■ **Given data**:
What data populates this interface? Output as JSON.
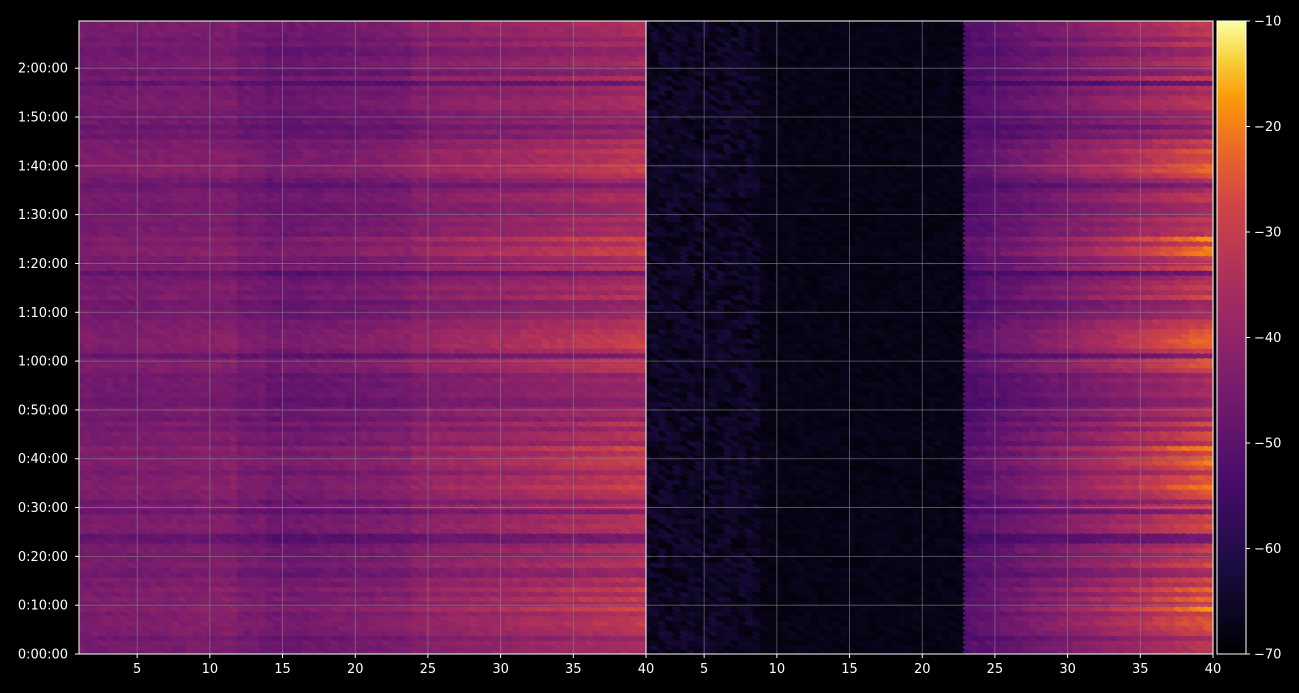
{
  "chart_data": {
    "type": "heatmap",
    "title": "",
    "panels": [
      {
        "name": "",
        "x_range": [
          1,
          40
        ],
        "x_ticks": [
          "5",
          "10",
          "15",
          "20",
          "25",
          "30",
          "35",
          "40"
        ]
      },
      {
        "name": "",
        "x_range": [
          1,
          40
        ],
        "x_ticks": [
          "5",
          "10",
          "15",
          "20",
          "25",
          "30",
          "35",
          "40"
        ]
      }
    ],
    "xlabel": "",
    "ylabel": "",
    "y_range_seconds": [
      0,
      7780
    ],
    "y_ticks": [
      "0:00:00",
      "0:10:00",
      "0:20:00",
      "0:30:00",
      "0:40:00",
      "0:50:00",
      "1:00:00",
      "1:10:00",
      "1:20:00",
      "1:30:00",
      "1:40:00",
      "1:50:00",
      "2:00:00"
    ],
    "grid": true,
    "colormap": "inferno",
    "colorbar": {
      "range": [
        -70,
        -10
      ],
      "ticks": [
        "−70",
        "−60",
        "−50",
        "−40",
        "−30",
        "−20",
        "−10"
      ]
    },
    "description": "Dense hex-binned heatmap; left panel shows high intensity throughout, increasing toward x=40; right panel is dark for x<24 and bright for x>24."
  },
  "colors": {
    "background": "#000000",
    "axis": "#ffffff",
    "grid": "#888888"
  }
}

■ **Aim of the task**: Copy every line of the data word for word, omitting the images.

■ **Complete answer**:
What data populates this interface? Output as JSON.
{
  "chart_data": {
    "type": "heatmap",
    "title": "",
    "panels": [
      {
        "name": "",
        "x_range": [
          1,
          40
        ],
        "x_ticks": [
          "5",
          "10",
          "15",
          "20",
          "25",
          "30",
          "35",
          "40"
        ]
      },
      {
        "name": "",
        "x_range": [
          1,
          40
        ],
        "x_ticks": [
          "5",
          "10",
          "15",
          "20",
          "25",
          "30",
          "35",
          "40"
        ]
      }
    ],
    "xlabel": "",
    "ylabel": "",
    "y_range_seconds": [
      0,
      7780
    ],
    "y_ticks": [
      "0:00:00",
      "0:10:00",
      "0:20:00",
      "0:30:00",
      "0:40:00",
      "0:50:00",
      "1:00:00",
      "1:10:00",
      "1:20:00",
      "1:30:00",
      "1:40:00",
      "1:50:00",
      "2:00:00"
    ],
    "grid": true,
    "colormap": "inferno",
    "colorbar": {
      "range": [
        -70,
        -10
      ],
      "ticks": [
        "−70",
        "−60",
        "−50",
        "−40",
        "−30",
        "−20",
        "−10"
      ]
    },
    "description": "Dense hex-binned heatmap; left panel shows high intensity throughout, increasing toward x=40; right panel is dark for x<24 and bright for x>24."
  },
  "colors": {
    "background": "#000000",
    "axis": "#ffffff",
    "grid": "#888888"
  }
}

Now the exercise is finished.